§ TASK BRIEF:
Repeat the material below word for word and leave out all pictures.

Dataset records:

_ _ _

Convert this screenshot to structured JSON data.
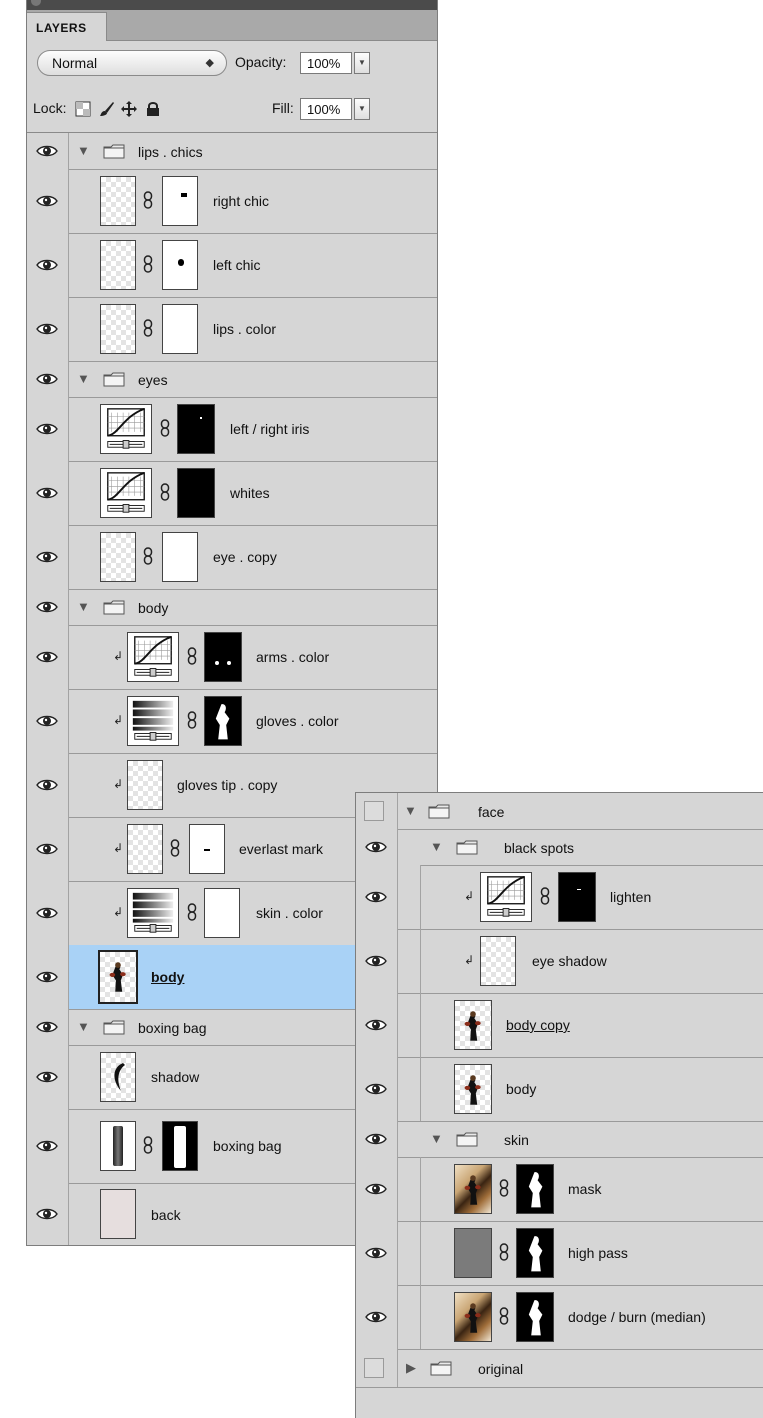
{
  "panel": {
    "tab_label": "LAYERS",
    "blend_mode": "Normal",
    "opacity_label": "Opacity:",
    "opacity_value": "100%",
    "lock_label": "Lock:",
    "fill_label": "Fill:",
    "fill_value": "100%"
  },
  "layers_main": [
    {
      "name": "lips . chics",
      "type": "group",
      "expanded": true,
      "visible": true
    },
    {
      "name": "right chic",
      "type": "pixel-masked",
      "visible": true
    },
    {
      "name": "left chic",
      "type": "pixel-masked",
      "visible": true
    },
    {
      "name": "lips . color",
      "type": "pixel-masked",
      "visible": true
    },
    {
      "name": "eyes",
      "type": "group",
      "expanded": true,
      "visible": true
    },
    {
      "name": "left / right iris",
      "type": "curves-adjustment",
      "visible": true
    },
    {
      "name": "whites",
      "type": "curves-adjustment",
      "visible": true
    },
    {
      "name": "eye . copy",
      "type": "pixel-masked",
      "visible": true
    },
    {
      "name": "body",
      "type": "group",
      "expanded": true,
      "visible": true
    },
    {
      "name": "arms . color",
      "type": "curves-adjustment",
      "clipped": true,
      "visible": true
    },
    {
      "name": "gloves . color",
      "type": "gradient-map-adjustment",
      "clipped": true,
      "visible": true
    },
    {
      "name": "gloves tip . copy",
      "type": "pixel",
      "clipped": true,
      "visible": true
    },
    {
      "name": "everlast mark",
      "type": "pixel-masked",
      "clipped": true,
      "visible": true
    },
    {
      "name": "skin . color",
      "type": "gradient-map-adjustment",
      "clipped": true,
      "visible": true
    },
    {
      "name": "body",
      "type": "smart-object",
      "selected": true,
      "visible": true
    },
    {
      "name": "boxing bag",
      "type": "group",
      "expanded": true,
      "visible": true
    },
    {
      "name": "shadow",
      "type": "pixel",
      "visible": true
    },
    {
      "name": "boxing bag",
      "type": "pixel-masked",
      "visible": true
    },
    {
      "name": "back",
      "type": "pixel",
      "visible": true
    }
  ],
  "layers_face": [
    {
      "name": "face",
      "type": "group",
      "expanded": true,
      "visible": false
    },
    {
      "name": "black spots",
      "type": "group",
      "expanded": true,
      "visible": true
    },
    {
      "name": "lighten",
      "type": "curves-adjustment",
      "clipped": true,
      "visible": true
    },
    {
      "name": "eye shadow",
      "type": "pixel",
      "clipped": true,
      "visible": true
    },
    {
      "name": "body copy",
      "type": "smart-object",
      "visible": true
    },
    {
      "name": "body",
      "type": "pixel",
      "visible": true
    },
    {
      "name": "skin",
      "type": "group",
      "expanded": true,
      "visible": true
    },
    {
      "name": "mask",
      "type": "pixel-masked",
      "visible": true
    },
    {
      "name": "high pass",
      "type": "pixel-masked",
      "visible": true
    },
    {
      "name": "dodge / burn (median)",
      "type": "pixel-masked",
      "visible": true
    },
    {
      "name": "original",
      "type": "group",
      "expanded": false,
      "visible": false
    }
  ]
}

_ _ _

§ FINAL RESULT:
Convert this screenshot to structured JSON data.
{
  "panel": {
    "tab_label": "LAYERS",
    "blend_mode": "Normal",
    "opacity_label": "Opacity:",
    "opacity_value": "100%",
    "lock_label": "Lock:",
    "fill_label": "Fill:",
    "fill_value": "100%"
  },
  "layers_main": [
    {
      "name": "lips . chics",
      "type": "group",
      "expanded": true,
      "visible": true
    },
    {
      "name": "right chic",
      "type": "pixel-masked",
      "visible": true
    },
    {
      "name": "left chic",
      "type": "pixel-masked",
      "visible": true
    },
    {
      "name": "lips . color",
      "type": "pixel-masked",
      "visible": true
    },
    {
      "name": "eyes",
      "type": "group",
      "expanded": true,
      "visible": true
    },
    {
      "name": "left / right iris",
      "type": "curves-adjustment",
      "visible": true
    },
    {
      "name": "whites",
      "type": "curves-adjustment",
      "visible": true
    },
    {
      "name": "eye . copy",
      "type": "pixel-masked",
      "visible": true
    },
    {
      "name": "body",
      "type": "group",
      "expanded": true,
      "visible": true
    },
    {
      "name": "arms . color",
      "type": "curves-adjustment",
      "clipped": true,
      "visible": true
    },
    {
      "name": "gloves . color",
      "type": "gradient-map-adjustment",
      "clipped": true,
      "visible": true
    },
    {
      "name": "gloves tip . copy",
      "type": "pixel",
      "clipped": true,
      "visible": true
    },
    {
      "name": "everlast mark",
      "type": "pixel-masked",
      "clipped": true,
      "visible": true
    },
    {
      "name": "skin . color",
      "type": "gradient-map-adjustment",
      "clipped": true,
      "visible": true
    },
    {
      "name": "body",
      "type": "smart-object",
      "selected": true,
      "visible": true
    },
    {
      "name": "boxing bag",
      "type": "group",
      "expanded": true,
      "visible": true
    },
    {
      "name": "shadow",
      "type": "pixel",
      "visible": true
    },
    {
      "name": "boxing bag",
      "type": "pixel-masked",
      "visible": true
    },
    {
      "name": "back",
      "type": "pixel",
      "visible": true
    }
  ],
  "layers_face": [
    {
      "name": "face",
      "type": "group",
      "expanded": true,
      "visible": false
    },
    {
      "name": "black spots",
      "type": "group",
      "expanded": true,
      "visible": true
    },
    {
      "name": "lighten",
      "type": "curves-adjustment",
      "clipped": true,
      "visible": true
    },
    {
      "name": "eye shadow",
      "type": "pixel",
      "clipped": true,
      "visible": true
    },
    {
      "name": "body copy",
      "type": "smart-object",
      "visible": true
    },
    {
      "name": "body",
      "type": "pixel",
      "visible": true
    },
    {
      "name": "skin",
      "type": "group",
      "expanded": true,
      "visible": true
    },
    {
      "name": "mask",
      "type": "pixel-masked",
      "visible": true
    },
    {
      "name": "high pass",
      "type": "pixel-masked",
      "visible": true
    },
    {
      "name": "dodge / burn (median)",
      "type": "pixel-masked",
      "visible": true
    },
    {
      "name": "original",
      "type": "group",
      "expanded": false,
      "visible": false
    }
  ]
}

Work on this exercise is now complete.